___ Excerpt to read
Recall the example to approximate $\pi$:

In [None]:
from random import uniform


def approx_pi(n_attempts):
    n_hits = 0

    for _ in range(n_attempts):
        x = uniform(-1.0, 1.0)
        y = uniform(-1.0, 1.0)
        # check if (x, y) lies in the cirle
        if x ** 2 + y ** 2 <= 1.0:
            n_hits += 1
    return 4 * n_hits / n_attempts

To mark and prepare a function for Numba JIT compilation, decorate it with `numba.jit` decorator:

In [None]:
import numba


@numba.jit
def approx_pi_jit(n_attempts):
    n_hits = 0

    for _ in range(n_attempts):
        x = uniform(-1.0, 1.0)
        y = uniform(-1.0, 1.0)
        # check if (x, y) lies in the cirle
        if x ** 2 + y ** 2 <= 1.0:
            n_hits += 1
    return 4 * n_hits / n_attempts

Let us check how this small modifiation impacts run time:

In [None]:
%timeit approx_pi(5000)
______
**Stated goal 1:**
Quote everything in the listing from its very first line down to the line containing "- align-top-icon[interactable]: ⊤: [1654, 252, 1664, 274]", with both of those lines included.
The excerpt and the listing are unrelated to each other.
___ Records supplied
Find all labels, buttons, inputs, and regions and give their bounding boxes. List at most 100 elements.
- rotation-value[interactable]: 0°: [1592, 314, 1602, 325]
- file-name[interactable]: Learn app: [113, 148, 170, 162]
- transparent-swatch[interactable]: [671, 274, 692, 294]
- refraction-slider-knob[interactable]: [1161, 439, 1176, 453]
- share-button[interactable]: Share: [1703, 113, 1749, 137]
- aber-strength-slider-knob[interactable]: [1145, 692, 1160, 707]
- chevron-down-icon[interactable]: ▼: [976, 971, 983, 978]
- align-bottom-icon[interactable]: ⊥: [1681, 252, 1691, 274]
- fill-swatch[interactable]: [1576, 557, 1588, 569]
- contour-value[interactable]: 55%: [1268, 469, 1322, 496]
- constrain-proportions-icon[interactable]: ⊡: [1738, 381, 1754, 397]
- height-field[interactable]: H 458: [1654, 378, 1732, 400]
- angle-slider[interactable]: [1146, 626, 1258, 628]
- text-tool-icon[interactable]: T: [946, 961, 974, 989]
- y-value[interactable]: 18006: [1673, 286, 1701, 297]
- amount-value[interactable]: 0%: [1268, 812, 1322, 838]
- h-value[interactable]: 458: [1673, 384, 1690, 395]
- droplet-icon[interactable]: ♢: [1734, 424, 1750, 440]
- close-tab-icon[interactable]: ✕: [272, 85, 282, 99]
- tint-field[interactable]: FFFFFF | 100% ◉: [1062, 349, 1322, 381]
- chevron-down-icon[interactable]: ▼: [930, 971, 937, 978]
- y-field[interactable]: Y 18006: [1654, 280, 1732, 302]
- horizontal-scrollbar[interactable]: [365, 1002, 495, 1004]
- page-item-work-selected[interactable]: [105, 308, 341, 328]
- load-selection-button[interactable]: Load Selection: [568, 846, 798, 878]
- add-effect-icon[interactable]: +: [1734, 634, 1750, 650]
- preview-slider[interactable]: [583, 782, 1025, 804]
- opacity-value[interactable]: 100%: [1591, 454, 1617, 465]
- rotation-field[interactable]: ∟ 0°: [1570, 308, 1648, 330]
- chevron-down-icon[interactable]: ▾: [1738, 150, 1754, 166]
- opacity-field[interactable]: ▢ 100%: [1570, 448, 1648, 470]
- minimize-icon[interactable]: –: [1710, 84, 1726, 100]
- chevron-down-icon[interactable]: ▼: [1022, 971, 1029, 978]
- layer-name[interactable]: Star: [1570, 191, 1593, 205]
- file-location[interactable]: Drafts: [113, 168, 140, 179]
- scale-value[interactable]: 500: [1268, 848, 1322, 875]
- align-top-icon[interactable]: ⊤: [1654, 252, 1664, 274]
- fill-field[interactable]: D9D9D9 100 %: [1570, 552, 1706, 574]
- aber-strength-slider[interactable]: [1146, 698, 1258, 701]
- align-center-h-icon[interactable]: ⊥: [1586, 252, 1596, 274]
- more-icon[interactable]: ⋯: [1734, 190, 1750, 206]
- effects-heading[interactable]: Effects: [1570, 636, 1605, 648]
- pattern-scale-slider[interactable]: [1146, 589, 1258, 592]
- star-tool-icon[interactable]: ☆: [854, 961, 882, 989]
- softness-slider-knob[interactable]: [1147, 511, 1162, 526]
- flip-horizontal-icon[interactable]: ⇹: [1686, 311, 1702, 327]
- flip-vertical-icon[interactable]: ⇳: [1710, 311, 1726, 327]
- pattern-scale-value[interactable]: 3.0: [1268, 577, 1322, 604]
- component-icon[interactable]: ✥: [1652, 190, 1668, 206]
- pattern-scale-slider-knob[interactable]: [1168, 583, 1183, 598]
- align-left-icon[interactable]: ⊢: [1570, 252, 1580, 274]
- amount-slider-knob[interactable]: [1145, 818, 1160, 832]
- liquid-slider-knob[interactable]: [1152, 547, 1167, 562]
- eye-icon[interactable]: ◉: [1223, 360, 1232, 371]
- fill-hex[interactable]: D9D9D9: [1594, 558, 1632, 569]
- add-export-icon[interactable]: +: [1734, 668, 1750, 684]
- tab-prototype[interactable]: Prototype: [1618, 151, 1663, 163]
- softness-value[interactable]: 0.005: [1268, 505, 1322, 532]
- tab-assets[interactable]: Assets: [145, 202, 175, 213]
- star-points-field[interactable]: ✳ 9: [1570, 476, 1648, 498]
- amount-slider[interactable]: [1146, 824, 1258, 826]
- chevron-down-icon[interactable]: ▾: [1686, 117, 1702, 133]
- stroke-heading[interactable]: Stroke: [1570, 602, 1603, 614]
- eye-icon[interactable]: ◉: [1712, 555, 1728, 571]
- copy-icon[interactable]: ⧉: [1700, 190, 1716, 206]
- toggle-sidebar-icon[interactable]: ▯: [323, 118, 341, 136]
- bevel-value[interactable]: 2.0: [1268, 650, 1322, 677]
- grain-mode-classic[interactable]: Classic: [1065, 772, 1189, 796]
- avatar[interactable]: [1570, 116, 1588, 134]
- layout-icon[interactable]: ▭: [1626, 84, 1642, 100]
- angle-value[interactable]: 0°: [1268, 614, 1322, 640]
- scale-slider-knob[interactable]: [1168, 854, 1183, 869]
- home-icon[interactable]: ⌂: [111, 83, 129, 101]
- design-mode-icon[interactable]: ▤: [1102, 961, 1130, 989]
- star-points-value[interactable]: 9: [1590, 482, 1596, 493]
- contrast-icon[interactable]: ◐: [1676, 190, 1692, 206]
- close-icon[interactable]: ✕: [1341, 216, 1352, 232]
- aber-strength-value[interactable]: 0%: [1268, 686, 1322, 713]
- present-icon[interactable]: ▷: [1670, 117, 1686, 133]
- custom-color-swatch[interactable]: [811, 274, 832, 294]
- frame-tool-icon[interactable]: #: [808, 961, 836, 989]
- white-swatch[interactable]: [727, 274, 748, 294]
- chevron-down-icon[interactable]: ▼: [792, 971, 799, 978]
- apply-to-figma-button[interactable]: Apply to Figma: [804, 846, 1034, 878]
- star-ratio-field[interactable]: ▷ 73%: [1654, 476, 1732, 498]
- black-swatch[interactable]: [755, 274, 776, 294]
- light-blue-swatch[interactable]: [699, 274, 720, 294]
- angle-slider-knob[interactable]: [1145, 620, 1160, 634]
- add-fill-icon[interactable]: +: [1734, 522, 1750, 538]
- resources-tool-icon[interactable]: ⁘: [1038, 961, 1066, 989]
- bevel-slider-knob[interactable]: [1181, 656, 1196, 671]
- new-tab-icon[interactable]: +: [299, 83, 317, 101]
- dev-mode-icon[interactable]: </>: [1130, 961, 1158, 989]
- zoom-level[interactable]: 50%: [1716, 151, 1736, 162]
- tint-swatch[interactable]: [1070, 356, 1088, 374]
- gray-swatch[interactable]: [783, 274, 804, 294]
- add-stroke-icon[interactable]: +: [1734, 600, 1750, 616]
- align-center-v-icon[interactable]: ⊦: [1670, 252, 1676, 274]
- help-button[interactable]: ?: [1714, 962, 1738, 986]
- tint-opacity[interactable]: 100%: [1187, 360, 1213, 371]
______
**Stated goal 2:**
In the Numba excerpt, which decorator prepares a function for JIT compilation?

**Task response 1:**
Find all labels, buttons, inputs, and regions and give their bounding boxes. List at most 100 elements.
- rotation-value[interactable]: 0°: [1592, 314, 1602, 325]
- file-name[interactable]: Learn app: [113, 148, 170, 162]
- transparent-swatch[interactable]: [671, 274, 692, 294]
- refraction-slider-knob[interactable]: [1161, 439, 1176, 453]
- share-button[interactable]: Share: [1703, 113, 1749, 137]
- aber-strength-slider-knob[interactable]: [1145, 692, 1160, 707]
- chevron-down-icon[interactable]: ▼: [976, 971, 983, 978]
- align-bottom-icon[interactable]: ⊥: [1681, 252, 1691, 274]
- fill-swatch[interactable]: [1576, 557, 1588, 569]
- contour-value[interactable]: 55%: [1268, 469, 1322, 496]
- constrain-proportions-icon[interactable]: ⊡: [1738, 381, 1754, 397]
- height-field[interactable]: H 458: [1654, 378, 1732, 400]
- angle-slider[interactable]: [1146, 626, 1258, 628]
- text-tool-icon[interactable]: T: [946, 961, 974, 989]
- y-value[interactable]: 18006: [1673, 286, 1701, 297]
- amount-value[interactable]: 0%: [1268, 812, 1322, 838]
- h-value[interactable]: 458: [1673, 384, 1690, 395]
- droplet-icon[interactable]: ♢: [1734, 424, 1750, 440]
- close-tab-icon[interactable]: ✕: [272, 85, 282, 99]
- tint-field[interactable]: FFFFFF | 100% ◉: [1062, 349, 1322, 381]
- chevron-down-icon[interactable]: ▼: [930, 971, 937, 978]
- y-field[interactable]: Y 18006: [1654, 280, 1732, 302]
- horizontal-scrollbar[interactable]: [365, 1002, 495, 1004]
- page-item-work-selected[interactable]: [105, 308, 341, 328]
- load-selection-button[interactable]: Load Selection: [568, 846, 798, 878]
- add-effect-icon[interactable]: +: [1734, 634, 1750, 650]
- preview-slider[interactable]: [583, 782, 1025, 804]
- opacity-value[interactable]: 100%: [1591, 454, 1617, 465]
- rotation-field[interactable]: ∟ 0°: [1570, 308, 1648, 330]
- chevron-down-icon[interactable]: ▾: [1738, 150, 1754, 166]
- opacity-field[interactable]: ▢ 100%: [1570, 448, 1648, 470]
- minimize-icon[interactable]: –: [1710, 84, 1726, 100]
- chevron-down-icon[interactable]: ▼: [1022, 971, 1029, 978]
- layer-name[interactable]: Star: [1570, 191, 1593, 205]
- file-location[interactable]: Drafts: [113, 168, 140, 179]
- scale-value[interactable]: 500: [1268, 848, 1322, 875]
- align-top-icon[interactable]: ⊤: [1654, 252, 1664, 274]

**Task response 2:**
The `numba.jit` decorator.